[Data entries]
· · ·
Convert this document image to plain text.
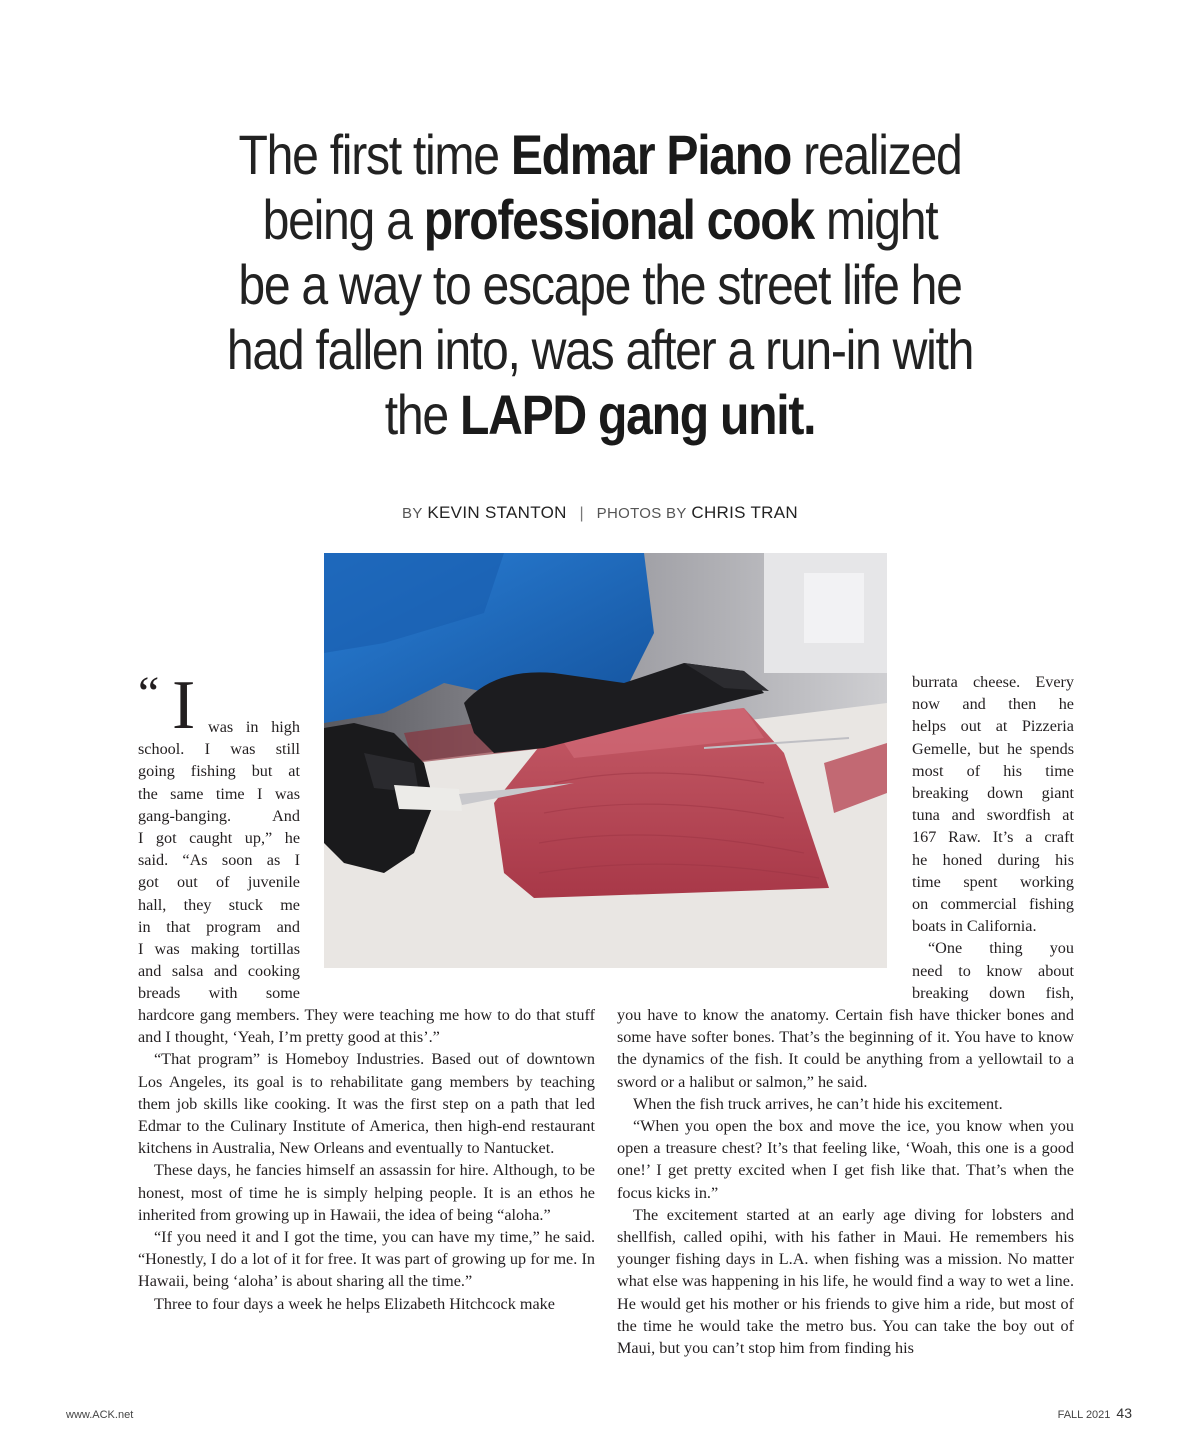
The first time Edmar Piano realized
being a professional cook might
be a way to escape the street life he
had fallen into, was after a run-in with
the LAPD gang unit.
BY KEVIN STANTON | PHOTOS BY CHRIS TRAN
“ I was in high
school. I was still
going fishing but at
the same time I was
gang-banging. And
I got caught up,” he
said. “As soon as I
got out of juvenile
hall, they stuck me
in that program and
I was making tortillas
and salsa and cooking
breads with some

hardcore gang members. They were teaching me how to do that stuff and I thought, ‘Yeah, I’m pretty good at this’.”

“That program” is Homeboy Industries. Based out of downtown Los Angeles, its goal is to rehabilitate gang members by teaching them job skills like cooking. It was the first step on a path that led Edmar to the Culinary Institute of America, then high-end restaurant kitchens in Australia, New Orleans and eventually to Nantucket.

These days, he fancies himself an assassin for hire. Although, to be honest, most of time he is simply helping people. It is an ethos he inherited from growing up in Hawaii, the idea of being “aloha.”

“If you need it and I got the time, you can have my time,” he said. “Honestly, I do a lot of it for free. It was part of growing up for me. In Hawaii, being ‘aloha’ is about sharing all the time.”

Three to four days a week he helps Elizabeth Hitchcock make

burrata cheese. Every
now and then he
helps out at Pizzeria
Gemelle, but he spends
most of his time
breaking down giant
tuna and swordfish at
167 Raw. It’s a craft
he honed during his
time spent working
on commercial fishing
boats in California.
“One thing you
need to know about
breaking down fish,

you have to know the anatomy. Certain fish have thicker bones and some have softer bones. That’s the beginning of it. You have to know the dynamics of the fish. It could be anything from a yellowtail to a sword or a halibut or salmon,” he said.

When the fish truck arrives, he can’t hide his excitement.

“When you open the box and move the ice, you know when you open a treasure chest? It’s that feeling like, ‘Woah, this one is a good one!’ I get pretty excited when I get fish like that. That’s when the focus kicks in.”

The excitement started at an early age diving for lobsters and shellfish, called opihi, with his father in Maui. He remembers his younger fishing days in L.A. when fishing was a mission. No matter what else was happening in his life, he would find a way to wet a line. He would get his mother or his friends to give him a ride, but most of the time he would take the metro bus. You can take the boy out of Maui, but you can’t stop him from finding his

www.ACK.net	FALL 2021 43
· · ·
• TASK DESCRIPTION: Print each of the records above exactly as written, leaving no picture in the copy.

• TASK SOLUTION:
Convert this document image to plain text.
The first time Edmar Piano realized
being a professional cook might
be a way to escape the street life he
had fallen into, was after a run-in with
the LAPD gang unit.
BY KEVIN STANTON | PHOTOS BY CHRIS TRAN
“ I was in high
school. I was still
going fishing but at
the same time I was
gang-banging. And
I got caught up,” he
said. “As soon as I
got out of juvenile
hall, they stuck me
in that program and
I was making tortillas
and salsa and cooking
breads with some

hardcore gang members. They were teaching me how to do that stuff and I thought, ‘Yeah, I’m pretty good at this’.”

“That program” is Homeboy Industries. Based out of downtown Los Angeles, its goal is to rehabilitate gang members by teaching them job skills like cooking. It was the first step on a path that led Edmar to the Culinary Institute of America, then high-end restaurant kitchens in Australia, New Orleans and eventually to Nantucket.

These days, he fancies himself an assassin for hire. Although, to be honest, most of time he is simply helping people. It is an ethos he inherited from growing up in Hawaii, the idea of being “aloha.”

“If you need it and I got the time, you can have my time,” he said. “Honestly, I do a lot of it for free. It was part of growing up for me. In Hawaii, being ‘aloha’ is about sharing all the time.”

Three to four days a week he helps Elizabeth Hitchcock make

burrata cheese. Every
now and then he
helps out at Pizzeria
Gemelle, but he spends
most of his time
breaking down giant
tuna and swordfish at
167 Raw. It’s a craft
he honed during his
time spent working
on commercial fishing
boats in California.
“One thing you
need to know about
breaking down fish,

you have to know the anatomy. Certain fish have thicker bones and some have softer bones. That’s the beginning of it. You have to know the dynamics of the fish. It could be anything from a yellowtail to a sword or a halibut or salmon,” he said.

When the fish truck arrives, he can’t hide his excitement.

“When you open the box and move the ice, you know when you open a treasure chest? It’s that feeling like, ‘Woah, this one is a good one!’ I get pretty excited when I get fish like that. That’s when the focus kicks in.”

The excitement started at an early age diving for lobsters and shellfish, called opihi, with his father in Maui. He remembers his younger fishing days in L.A. when fishing was a mission. No matter what else was happening in his life, he would find a way to wet a line. He would get his mother or his friends to give him a ride, but most of the time he would take the metro bus. You can take the boy out of Maui, but you can’t stop him from finding his

www.ACK.net	FALL 2021 43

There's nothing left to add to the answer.